(Annotations of page elements)
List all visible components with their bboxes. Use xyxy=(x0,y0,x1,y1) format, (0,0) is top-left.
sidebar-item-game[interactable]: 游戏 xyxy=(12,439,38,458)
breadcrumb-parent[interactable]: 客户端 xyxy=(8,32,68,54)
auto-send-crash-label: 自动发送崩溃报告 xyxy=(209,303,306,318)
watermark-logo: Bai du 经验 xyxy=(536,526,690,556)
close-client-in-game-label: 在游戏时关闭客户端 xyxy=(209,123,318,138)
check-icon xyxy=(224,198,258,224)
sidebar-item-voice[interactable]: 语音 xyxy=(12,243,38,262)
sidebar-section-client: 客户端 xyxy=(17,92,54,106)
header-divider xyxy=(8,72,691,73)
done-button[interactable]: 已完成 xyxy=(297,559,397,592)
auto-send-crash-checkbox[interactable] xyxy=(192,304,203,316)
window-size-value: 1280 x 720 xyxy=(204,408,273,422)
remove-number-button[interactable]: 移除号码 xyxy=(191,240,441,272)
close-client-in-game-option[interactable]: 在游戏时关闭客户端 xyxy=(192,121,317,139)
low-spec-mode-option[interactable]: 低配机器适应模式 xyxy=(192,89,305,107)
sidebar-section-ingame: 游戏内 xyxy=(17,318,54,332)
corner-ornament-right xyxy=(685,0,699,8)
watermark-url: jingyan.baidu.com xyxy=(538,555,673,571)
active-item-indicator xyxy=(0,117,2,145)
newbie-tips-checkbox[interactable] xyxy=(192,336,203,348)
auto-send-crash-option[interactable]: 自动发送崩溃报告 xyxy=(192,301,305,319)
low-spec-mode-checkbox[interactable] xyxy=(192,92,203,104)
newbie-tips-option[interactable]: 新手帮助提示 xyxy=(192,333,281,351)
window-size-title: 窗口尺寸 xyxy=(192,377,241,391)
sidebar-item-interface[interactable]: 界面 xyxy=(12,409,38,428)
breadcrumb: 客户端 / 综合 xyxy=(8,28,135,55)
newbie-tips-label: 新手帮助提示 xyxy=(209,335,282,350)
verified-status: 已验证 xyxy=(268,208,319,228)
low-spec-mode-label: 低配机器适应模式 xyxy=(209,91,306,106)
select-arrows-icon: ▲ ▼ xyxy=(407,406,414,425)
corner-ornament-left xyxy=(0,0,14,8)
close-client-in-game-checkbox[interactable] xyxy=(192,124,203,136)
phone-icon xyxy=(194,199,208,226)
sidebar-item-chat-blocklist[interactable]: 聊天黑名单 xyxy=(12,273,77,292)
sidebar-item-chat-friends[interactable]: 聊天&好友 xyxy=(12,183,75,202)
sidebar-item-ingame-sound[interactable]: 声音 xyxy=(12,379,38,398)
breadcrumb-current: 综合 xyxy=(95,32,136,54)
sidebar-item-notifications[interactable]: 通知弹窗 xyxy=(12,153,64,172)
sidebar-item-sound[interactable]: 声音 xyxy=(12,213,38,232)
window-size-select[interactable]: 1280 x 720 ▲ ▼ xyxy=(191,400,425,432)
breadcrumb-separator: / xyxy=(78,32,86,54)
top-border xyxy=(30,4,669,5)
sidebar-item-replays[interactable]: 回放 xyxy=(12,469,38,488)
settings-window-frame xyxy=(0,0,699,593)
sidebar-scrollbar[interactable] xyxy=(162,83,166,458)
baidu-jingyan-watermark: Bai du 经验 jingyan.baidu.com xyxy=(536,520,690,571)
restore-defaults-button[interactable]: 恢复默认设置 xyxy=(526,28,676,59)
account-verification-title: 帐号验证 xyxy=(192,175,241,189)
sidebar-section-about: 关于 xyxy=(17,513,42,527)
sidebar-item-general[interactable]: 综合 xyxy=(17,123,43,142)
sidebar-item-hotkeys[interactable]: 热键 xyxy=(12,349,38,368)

(What you are asked to do) Write out all of the lines above, character for character, with no changes.

(Worked answer)
List all visible components with their bboxes. Use xyxy=(x0,y0,x1,y1) format, (0,0) is top-left.
sidebar-item-game[interactable]: 游戏 xyxy=(12,439,38,458)
breadcrumb-parent[interactable]: 客户端 xyxy=(8,32,68,54)
auto-send-crash-label: 自动发送崩溃报告 xyxy=(209,303,306,318)
watermark-logo: Bai du 经验 xyxy=(536,526,690,556)
close-client-in-game-label: 在游戏时关闭客户端 xyxy=(209,123,318,138)
check-icon xyxy=(224,198,258,224)
sidebar-item-voice[interactable]: 语音 xyxy=(12,243,38,262)
sidebar-section-client: 客户端 xyxy=(17,92,54,106)
header-divider xyxy=(8,72,691,73)
done-button[interactable]: 已完成 xyxy=(297,559,397,592)
auto-send-crash-checkbox[interactable] xyxy=(192,304,203,316)
window-size-value: 1280 x 720 xyxy=(204,408,273,422)
remove-number-button[interactable]: 移除号码 xyxy=(191,240,441,272)
close-client-in-game-option[interactable]: 在游戏时关闭客户端 xyxy=(192,121,317,139)
low-spec-mode-option[interactable]: 低配机器适应模式 xyxy=(192,89,305,107)
sidebar-section-ingame: 游戏内 xyxy=(17,318,54,332)
corner-ornament-right xyxy=(685,0,699,8)
watermark-url: jingyan.baidu.com xyxy=(538,555,673,571)
active-item-indicator xyxy=(0,117,2,145)
newbie-tips-checkbox[interactable] xyxy=(192,336,203,348)
auto-send-crash-option[interactable]: 自动发送崩溃报告 xyxy=(192,301,305,319)
low-spec-mode-checkbox[interactable] xyxy=(192,92,203,104)
newbie-tips-option[interactable]: 新手帮助提示 xyxy=(192,333,281,351)
window-size-title: 窗口尺寸 xyxy=(192,377,241,391)
sidebar-item-interface[interactable]: 界面 xyxy=(12,409,38,428)
breadcrumb: 客户端 / 综合 xyxy=(8,28,135,55)
newbie-tips-label: 新手帮助提示 xyxy=(209,335,282,350)
verified-status: 已验证 xyxy=(268,208,319,228)
low-spec-mode-label: 低配机器适应模式 xyxy=(209,91,306,106)
select-arrows-icon: ▲ ▼ xyxy=(407,406,414,425)
corner-ornament-left xyxy=(0,0,14,8)
close-client-in-game-checkbox[interactable] xyxy=(192,124,203,136)
phone-icon xyxy=(194,199,208,226)
sidebar-item-chat-blocklist[interactable]: 聊天黑名单 xyxy=(12,273,77,292)
sidebar-item-chat-friends[interactable]: 聊天&好友 xyxy=(12,183,75,202)
sidebar-item-ingame-sound[interactable]: 声音 xyxy=(12,379,38,398)
breadcrumb-current: 综合 xyxy=(95,32,136,54)
sidebar-item-notifications[interactable]: 通知弹窗 xyxy=(12,153,64,172)
sidebar-item-sound[interactable]: 声音 xyxy=(12,213,38,232)
window-size-select[interactable]: 1280 x 720 ▲ ▼ xyxy=(191,400,425,432)
breadcrumb-separator: / xyxy=(78,32,86,54)
top-border xyxy=(30,4,669,5)
sidebar-item-replays[interactable]: 回放 xyxy=(12,469,38,488)
settings-window-frame xyxy=(0,0,699,593)
sidebar-scrollbar[interactable] xyxy=(162,83,166,458)
baidu-jingyan-watermark: Bai du 经验 jingyan.baidu.com xyxy=(536,520,690,571)
restore-defaults-button[interactable]: 恢复默认设置 xyxy=(526,28,676,59)
account-verification-title: 帐号验证 xyxy=(192,175,241,189)
sidebar-section-about: 关于 xyxy=(17,513,42,527)
sidebar-item-general[interactable]: 综合 xyxy=(17,123,43,142)
sidebar-item-hotkeys[interactable]: 热键 xyxy=(12,349,38,368)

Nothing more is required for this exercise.